======== Text section ========
Ultimate Guide to Sitemaps and How They Affect SEO

Ultimate guide to sitemaps and how they affect SEO

‘Create and submit a sitemap’ – you can see this advice almost everywhere from SEO guides to webmaster forums. A sitemap is an essential element of website optimization, which can help a lot if used properly.

Sitemap creation and optimization is not rocket science but has its peculiarities as much as anything else. In this post, you will learn what sitemaps are and how to optimize them to improve website crawling.

1. What Is a Sitemap and Why You Need One

A sitemap is a file that collects all essential pages of your site that you want to be indexed by search engines with a bit of additional data about them like last modified data, change frequency, or alternate language versions.

All publicly available pages on your website will be eventually found by search robots irrespective of whether they are present in your sitemap or not. Though, if your site is big enough, discovering individual deep pages may take more time due to a limited crawl budget.

In layman’s terms, using a sitemap, you provide search robots with direct page addresses to prioritize their crawling and indexing.

Sitemap abd website

From the image above, it’s clear that to find blue houses at the very bottom, search spider needs to pass through several green ones spending its resources. A sitemap allows locating all the houses on a single street.

It’s important to realize that while a sitemap helps search engines crawl your pages more effectively, it does not guarantee they will be indexed eventually. Search robots will evaluate those pages just as any other pages on the web and decide whether they are good enough to be shown in search or not.You can use a tool like IndexCheckr to check if your pages are indexed by Google.

1.2. When Exactly You Need a Sitemap

While a sitemap is undoubtedly a useful tool, it’s worth mentioning the specific cases when it’s essential.

A website should have a sitemap if:

  • It’s new and lacks external incoming links (backlinks from other sites). How should robots discover your pages if they don't have backlinks from elsewhere on the web?
  • It’s huge and/or is regularly updated. Massive websites need to use crawl rate effectively to avoid spending it on low-quality and utility pages. Using a sitemap, you can also tell search engines about pages that got recently updated.
  • It has a complicated internal structure, deep and orphaned pages. Keep in mind that in this case, a sitemap is not a magic pill, you still need to work on proper website architecture and internal linking.
  • It contains rich media content. There are specific sitemaps for news, videos, and images.

According to Google: ‘In most cases, your site will benefit from having a sitemap, and you'll never be penalized for having one.’

2. Types of Sitemaps

In previous paragraphs, I used ‘sitemap’ as a collective term. In reality, there are several types of sitemaps made for different purposes. Here are the most popular ones.
======== Records shown ========
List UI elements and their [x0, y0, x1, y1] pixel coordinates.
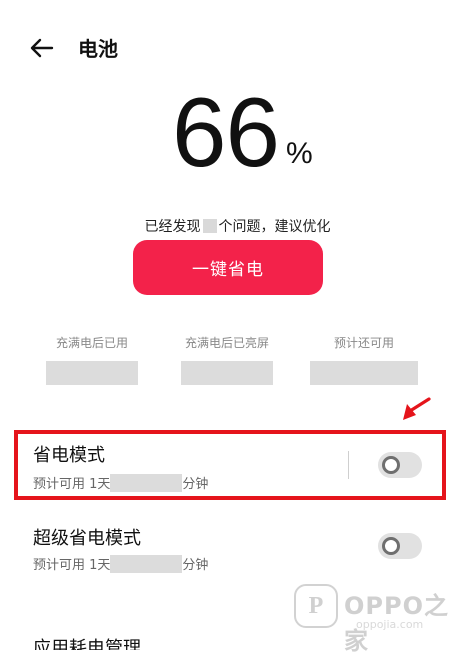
========
======== Records shown ========
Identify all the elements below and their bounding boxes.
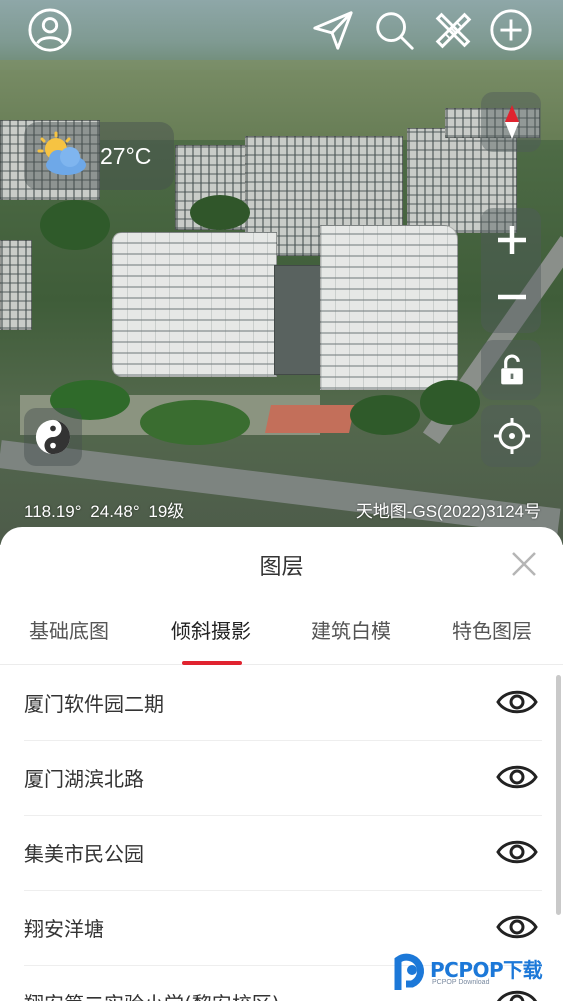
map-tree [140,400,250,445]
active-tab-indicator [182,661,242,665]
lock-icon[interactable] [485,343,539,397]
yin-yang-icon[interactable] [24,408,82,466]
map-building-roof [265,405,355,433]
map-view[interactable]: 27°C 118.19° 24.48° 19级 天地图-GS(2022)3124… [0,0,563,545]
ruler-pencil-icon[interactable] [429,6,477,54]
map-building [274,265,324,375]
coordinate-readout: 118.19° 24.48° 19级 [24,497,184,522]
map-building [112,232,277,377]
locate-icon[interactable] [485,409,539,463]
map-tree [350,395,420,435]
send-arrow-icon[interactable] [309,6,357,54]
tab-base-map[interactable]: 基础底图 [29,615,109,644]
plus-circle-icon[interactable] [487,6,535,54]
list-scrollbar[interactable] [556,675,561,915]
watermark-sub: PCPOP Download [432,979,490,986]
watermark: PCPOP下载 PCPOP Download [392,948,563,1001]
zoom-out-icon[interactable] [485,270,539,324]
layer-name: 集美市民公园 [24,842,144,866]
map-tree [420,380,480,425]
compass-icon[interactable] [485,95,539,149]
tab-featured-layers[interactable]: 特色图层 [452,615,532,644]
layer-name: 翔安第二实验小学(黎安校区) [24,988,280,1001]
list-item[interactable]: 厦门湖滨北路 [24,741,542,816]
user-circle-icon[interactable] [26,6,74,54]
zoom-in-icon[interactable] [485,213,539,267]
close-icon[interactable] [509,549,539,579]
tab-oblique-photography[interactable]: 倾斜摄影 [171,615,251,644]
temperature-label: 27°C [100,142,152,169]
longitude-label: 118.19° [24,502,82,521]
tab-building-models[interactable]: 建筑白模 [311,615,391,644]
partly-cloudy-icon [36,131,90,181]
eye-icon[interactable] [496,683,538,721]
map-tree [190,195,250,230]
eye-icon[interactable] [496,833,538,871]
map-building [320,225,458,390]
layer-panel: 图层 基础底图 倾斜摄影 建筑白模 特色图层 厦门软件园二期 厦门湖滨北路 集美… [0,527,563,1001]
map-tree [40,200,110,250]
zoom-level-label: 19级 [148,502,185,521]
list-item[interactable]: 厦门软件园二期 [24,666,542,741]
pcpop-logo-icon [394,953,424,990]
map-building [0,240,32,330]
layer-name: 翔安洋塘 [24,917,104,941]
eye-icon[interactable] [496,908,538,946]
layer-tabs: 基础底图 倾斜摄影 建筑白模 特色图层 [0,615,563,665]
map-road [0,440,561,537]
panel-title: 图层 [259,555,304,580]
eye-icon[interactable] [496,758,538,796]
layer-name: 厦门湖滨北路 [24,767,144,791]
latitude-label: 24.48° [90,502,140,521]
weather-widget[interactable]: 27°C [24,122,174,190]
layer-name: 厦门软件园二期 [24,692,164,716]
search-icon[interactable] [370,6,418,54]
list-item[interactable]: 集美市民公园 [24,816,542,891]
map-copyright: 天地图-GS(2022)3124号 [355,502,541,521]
========
======== Records shown ========
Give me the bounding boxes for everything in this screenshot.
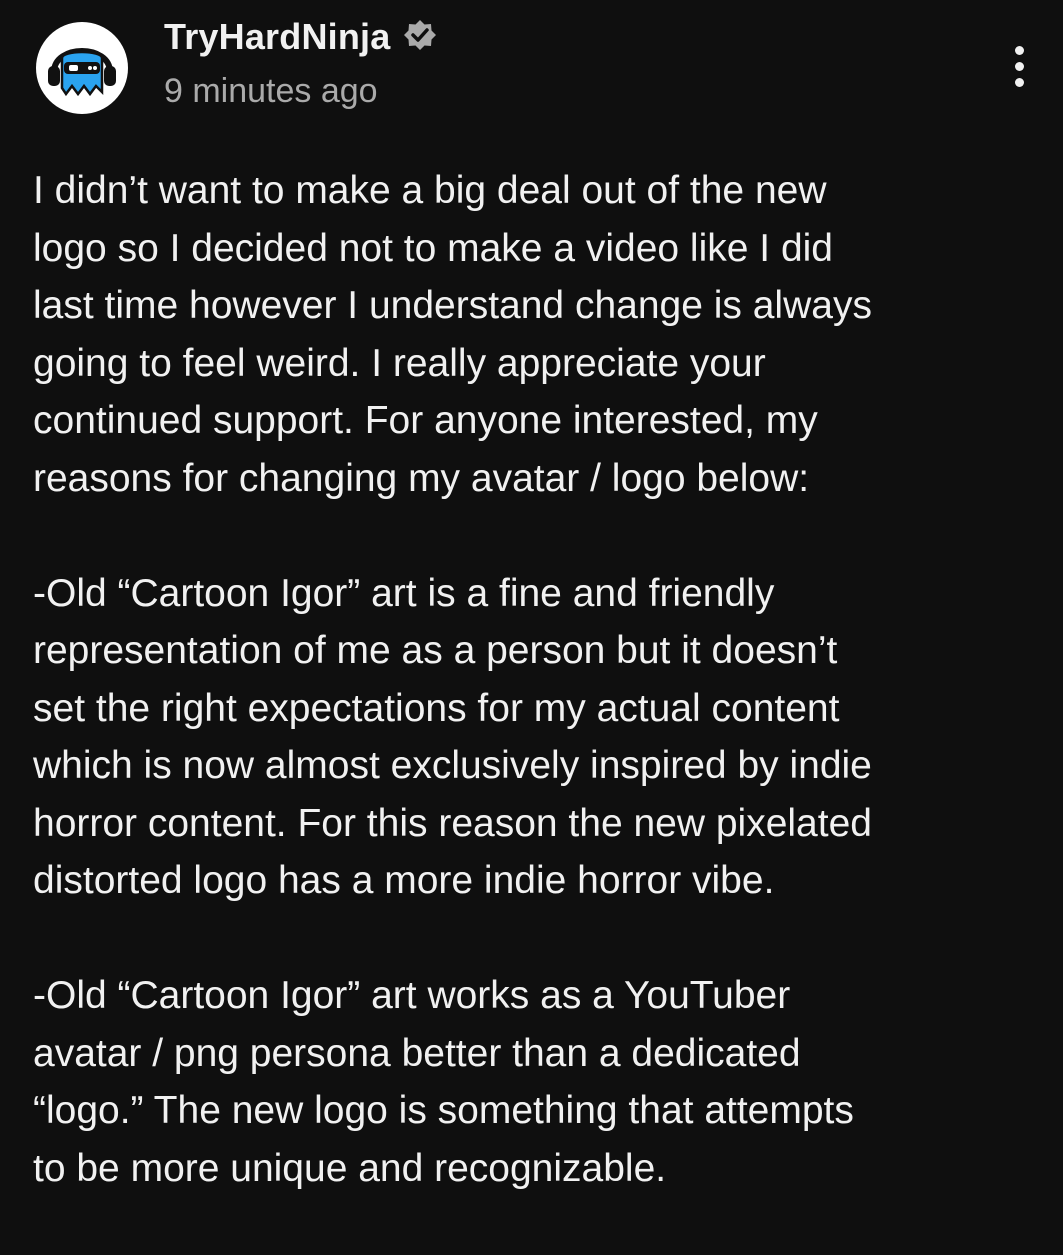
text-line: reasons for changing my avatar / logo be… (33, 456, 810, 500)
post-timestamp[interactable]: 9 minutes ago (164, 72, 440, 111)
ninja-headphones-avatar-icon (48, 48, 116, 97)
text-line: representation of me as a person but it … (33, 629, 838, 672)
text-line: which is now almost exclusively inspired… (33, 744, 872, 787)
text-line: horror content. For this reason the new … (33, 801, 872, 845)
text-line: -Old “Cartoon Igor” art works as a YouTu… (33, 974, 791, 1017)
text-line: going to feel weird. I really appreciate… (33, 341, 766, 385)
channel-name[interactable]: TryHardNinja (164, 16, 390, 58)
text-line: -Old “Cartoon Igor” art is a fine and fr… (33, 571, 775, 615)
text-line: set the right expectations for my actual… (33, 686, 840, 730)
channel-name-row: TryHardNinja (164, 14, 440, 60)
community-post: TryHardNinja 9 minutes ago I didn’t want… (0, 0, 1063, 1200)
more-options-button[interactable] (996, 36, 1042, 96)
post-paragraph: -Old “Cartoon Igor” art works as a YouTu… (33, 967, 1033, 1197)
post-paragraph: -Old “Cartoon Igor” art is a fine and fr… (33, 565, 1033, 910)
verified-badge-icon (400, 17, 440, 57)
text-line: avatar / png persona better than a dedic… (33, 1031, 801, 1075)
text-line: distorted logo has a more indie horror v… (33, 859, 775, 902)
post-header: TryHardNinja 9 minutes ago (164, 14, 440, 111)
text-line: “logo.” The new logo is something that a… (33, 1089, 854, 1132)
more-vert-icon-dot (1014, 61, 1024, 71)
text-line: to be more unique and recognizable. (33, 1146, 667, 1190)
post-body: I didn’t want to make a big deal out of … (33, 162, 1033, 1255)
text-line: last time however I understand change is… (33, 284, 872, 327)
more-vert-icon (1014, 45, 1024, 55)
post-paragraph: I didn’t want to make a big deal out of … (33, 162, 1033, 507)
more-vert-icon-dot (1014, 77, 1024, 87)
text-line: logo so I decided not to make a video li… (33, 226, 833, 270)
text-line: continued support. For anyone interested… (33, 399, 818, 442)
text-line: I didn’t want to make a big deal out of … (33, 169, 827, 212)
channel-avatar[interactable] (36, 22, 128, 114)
========
:: Set exercise 1 ::
Shorten the paragraph of the sitemap guide that begins "All publicly available pages" to a single sentence that keeps its main facts.
:: Set exercise 2 ::
Carry on the sitemap guide from its last sentence.

:: Expected answer 1 ::
Search robots will eventually find every public page on your site whether or not it's in your sitemap, but on a big site a limited crawl budget can make deep pages take longer to discover.

:: Expected answer 2 ::
XML Sitemap

XML stands for Extensible Markup Language and is similar to Hypertext Markup Language (HTML). On the contrary to HTML which is made to display data, XML can only store it.

An XML sitemap is the most widespread type which is usually meant when talking about sitemaps in general.

Example:

<?xml version="1.0" encoding="UTF-8"?>

<urlset xmlns="http://www.sitemaps.org/schemas/sitemap/0.9">

<url>

<loc>http://www.example.com/</loc>

<lastmod>2019-12-12</lastmod>

<changefreq>monthly</changefreq>

<priority>0.9</priority>

</url>

</urlset>

Alternate Language or Region XML Sitemap

If your website has pages available in several languages or made for specific regions, they should be correctly optimized for search engines. There are multiple ways to specify alternate versions of a page, and one of them is using a sitemap and the ‘hreflang’ attribute.

Example:

<?xml version="1.0" encoding="UTF-8"?>

<urlset xmlns="http://www.sitemaps.org/schemas/sitemap/0.9"

xmlns:xhtml="http://www.w3.org/1999/xhtml">

<url>

<loc>http://www.example.com/en/page.html</loc>

<xhtml:link

rel="alternate"

hreflang="de"

href="http://www.example.com/de/page.html"/>

<xhtml:link

rel="alternate"

hreflang="en"

href="http://www.example.com/en/page.html"/>

</url>

<url>

<loc>http://www.example.com/de/page.html</loc>

<xhtml:link

rel="alternate"

hreflang="de"

href="http://www.example.com/de/page.html"/>

<xhtml:link

rel="alternate"

hreflang="en"

href="http://www.example.com/en/page.html"/>

</url>

</urlset>

Each page language version must link to other language versions and to itself. Learn more about hreflang.

Image XML Sitemap

Together with schema markup, image sitemap is made to provide Google with additional information about images on your site, optimizing them for image search. It helps search robots find images that are shown using JavaScript and can contain up to 1,000 images per page.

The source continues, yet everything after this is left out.